— start of Data supplied —
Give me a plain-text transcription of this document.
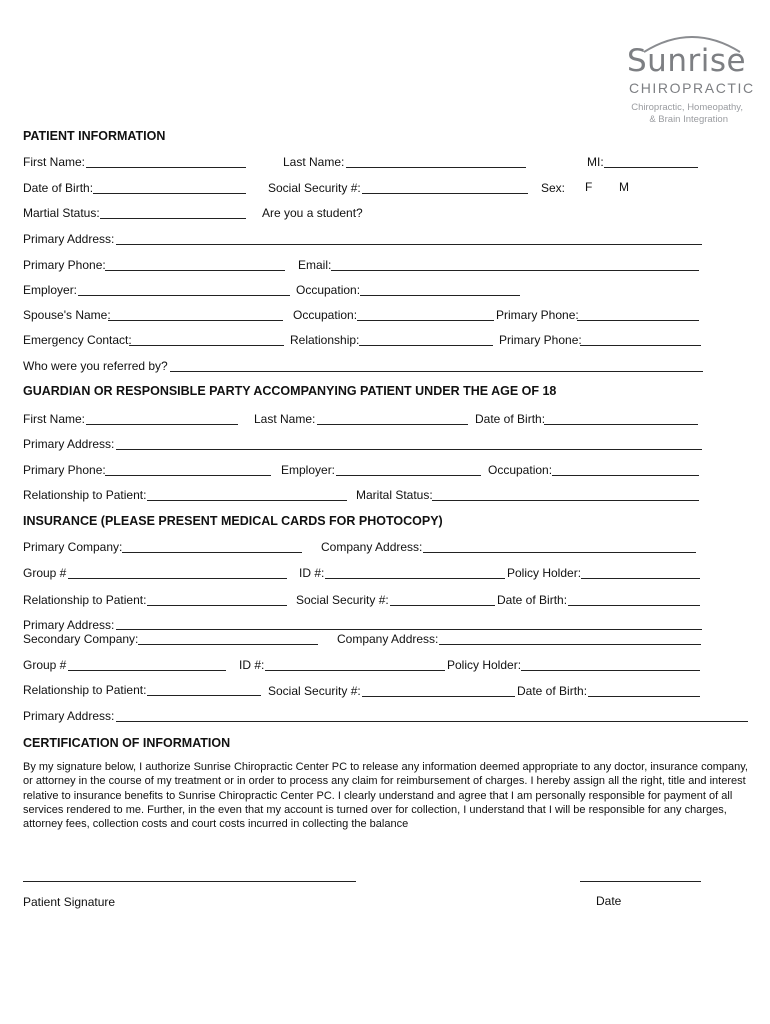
Sunrise
CHIROPRACTIC
Chiropractic, Homeopathy,
& Brain Integration
PATIENT INFORMATION
First Name:	Last Name:	MI:
Date of Birth:	Social Security #:	Sex: F M
Martial Status:	Are you a student?
Primary Address:
Primary Phone:	Email:
Employer:	Occupation:
Spouse's Name:	Occupation:	Primary Phone:
Emergency Contact:	Relationship:	Primary Phone:
Who were you referred by?
GUARDIAN OR RESPONSIBLE PARTY ACCOMPANYING PATIENT UNDER THE AGE OF 18
First Name:	Last Name:	Date of Birth:
Primary Address:
Primary Phone:	Employer:	Occupation:
Relationship to Patient:	Marital Status:
INSURANCE (PLEASE PRESENT MEDICAL CARDS FOR PHOTOCOPY)
Primary Company:	Company Address:
Group #	ID #:	Policy Holder:
Relationship to Patient:	Social Security #:	Date of Birth:
Primary Address:
Secondary Company:	Company Address:
Group #	ID #:	Policy Holder:
Relationship to Patient:	Social Security #:	Date of Birth:
Primary Address:
CERTIFICATION OF INFORMATION
By my signature below, I authorize Sunrise Chiropractic Center PC to release any information deemed appropriate to any doctor, insurance company, or attorney in the course of my treatment or in order to process any claim for reimbursement of charges. I hereby assign all the right, title and interest relative to insurance benefits to Sunrise Chiropractic Center PC. I clearly understand and agree that I am personally responsible for payment of all services rendered to me. Further, in the even that my account is turned over for collection, I understand that I will be responsible for any charges, attorney fees, collection costs and court costs incurred in collecting the balance
Patient Signature	Date
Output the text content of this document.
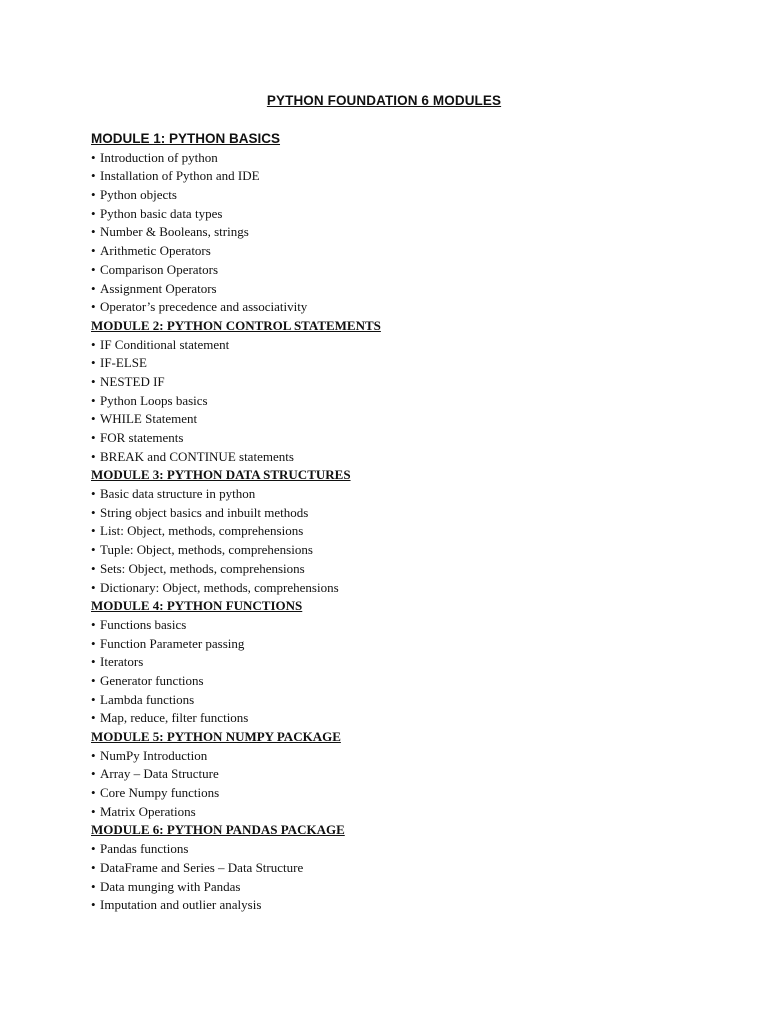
PYTHON FOUNDATION 6 MODULES
MODULE 1: PYTHON BASICS
• Introduction of python
• Installation of Python and IDE
• Python objects
• Python basic data types
• Number & Booleans, strings
• Arithmetic Operators
• Comparison Operators
• Assignment Operators
• Operator’s precedence and associativity
MODULE 2: PYTHON CONTROL STATEMENTS
• IF Conditional statement
• IF-ELSE
• NESTED IF
• Python Loops basics
• WHILE Statement
• FOR statements
• BREAK and CONTINUE statements
MODULE 3: PYTHON DATA STRUCTURES
• Basic data structure in python
• String object basics and inbuilt methods
• List: Object, methods, comprehensions
• Tuple: Object, methods, comprehensions
• Sets: Object, methods, comprehensions
• Dictionary: Object, methods, comprehensions
MODULE 4: PYTHON FUNCTIONS
• Functions basics
• Function Parameter passing
• Iterators
• Generator functions
• Lambda functions
• Map, reduce, filter functions
MODULE 5: PYTHON NUMPY PACKAGE
• NumPy Introduction
• Array – Data Structure
• Core Numpy functions
• Matrix Operations
MODULE 6: PYTHON PANDAS PACKAGE
• Pandas functions
• DataFrame and Series – Data Structure
• Data munging with Pandas
• Imputation and outlier analysis
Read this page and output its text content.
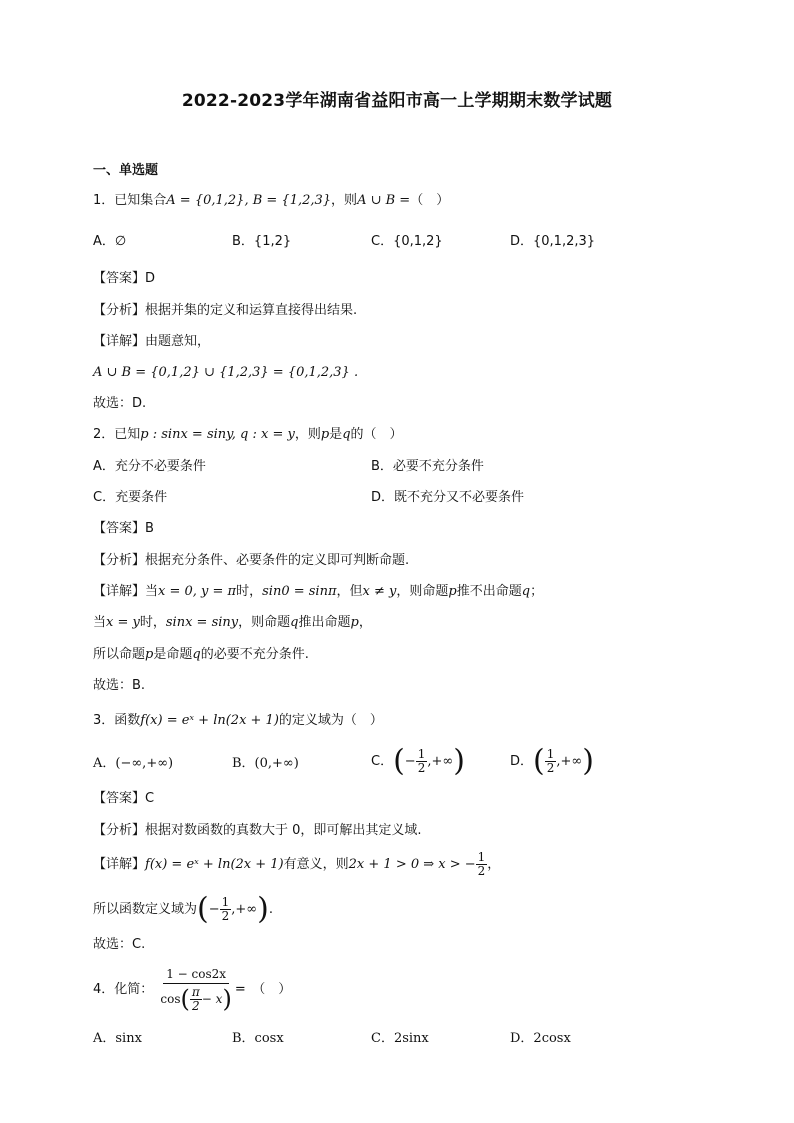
2022-2023学年湖南省益阳市高一上学期期末数学试题
一、单选题
1．已知集合A = {0,1,2}, B = {1,2,3}，则A ∪ B =（　）
A．∅	B．{1,2}	C．{0,1,2}	D．{0,1,2,3}
【答案】D
【分析】根据并集的定义和运算直接得出结果.
【详解】由题意知，
A ∪ B = {0,1,2} ∪ {1,2,3} = {0,1,2,3} .
故选：D.
2．已知p : sinx = siny, q : x = y，则p是q的（　）
A．充分不必要条件	B．必要不充分条件
C．充要条件	D．既不充分又不必要条件
【答案】B
【分析】根据充分条件、必要条件的定义即可判断命题.
【详解】当x = 0, y = π时，sin0 = sinπ，但x ≠ y，则命题p推不出命题q；
当x = y时，sinx = siny，则命题q推出命题p，
所以命题p是命题q的必要不充分条件.
故选：B.
3．函数f(x) = eˣ + ln(2x + 1)的定义域为（　）
A．(−∞,+∞)	B．(0,+∞)	C．(− $\frac{1}{2}$ ,+∞)	D．( $\frac{1}{2}$ ,+∞)
【答案】C
【分析】根据对数函数的真数大于 0，即可解出其定义域.
【详解】f(x) = eˣ + ln(2x + 1)有意义，则2x + 1 > 0 ⇒ x > − $\frac{1}{2}$ ，
所以函数定义域为(− $\frac{1}{2}$ ,+∞).
故选：C.
4．化简： $\frac{1 - \cos 2x}{\cos ( \frac{\pi}{2} - x )}$ =　（　）
A．sinx	B．cosx	C．2sinx	D．2cosx
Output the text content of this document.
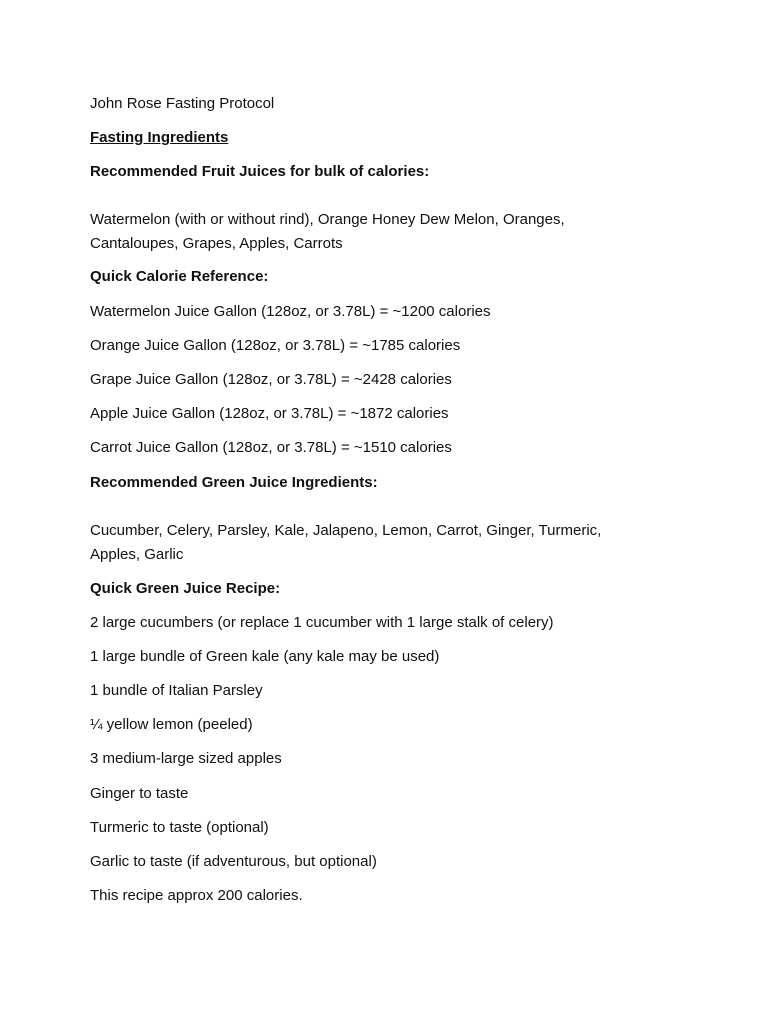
John Rose Fasting Protocol
Fasting Ingredients
Recommended Fruit Juices for bulk of calories:
Watermelon (with or without rind), Orange Honey Dew Melon, Oranges, Cantaloupes, Grapes, Apples, Carrots
Quick Calorie Reference:
Watermelon Juice Gallon (128oz, or 3.78L) = ~1200 calories
Orange Juice Gallon (128oz, or 3.78L) = ~1785 calories
Grape Juice Gallon (128oz, or 3.78L) = ~2428 calories
Apple Juice Gallon (128oz, or 3.78L) = ~1872 calories
Carrot Juice Gallon (128oz, or 3.78L) = ~1510 calories
Recommended Green Juice Ingredients:
Cucumber, Celery, Parsley, Kale, Jalapeno, Lemon, Carrot, Ginger, Turmeric, Apples, Garlic
Quick Green Juice Recipe:
2 large cucumbers (or replace 1 cucumber with 1 large stalk of celery)
1 large bundle of Green kale (any kale may be used)
1 bundle of Italian Parsley
¼ yellow lemon (peeled)
3 medium-large sized apples
Ginger to taste
Turmeric to taste (optional)
Garlic to taste (if adventurous, but optional)
This recipe approx 200 calories.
— end of Data supplied —
In the material above, show every line where the word "Gallon" turns up.

Watermelon Juice Gallon (128oz, or 3.78L) = ~1200 calories
Orange Juice Gallon (128oz, or 3.78L) = ~1785 calories
Grape Juice Gallon (128oz, or 3.78L) = ~2428 calories
Apple Juice Gallon (128oz, or 3.78L) = ~1872 calories
Carrot Juice Gallon (128oz, or 3.78L) = ~1510 calories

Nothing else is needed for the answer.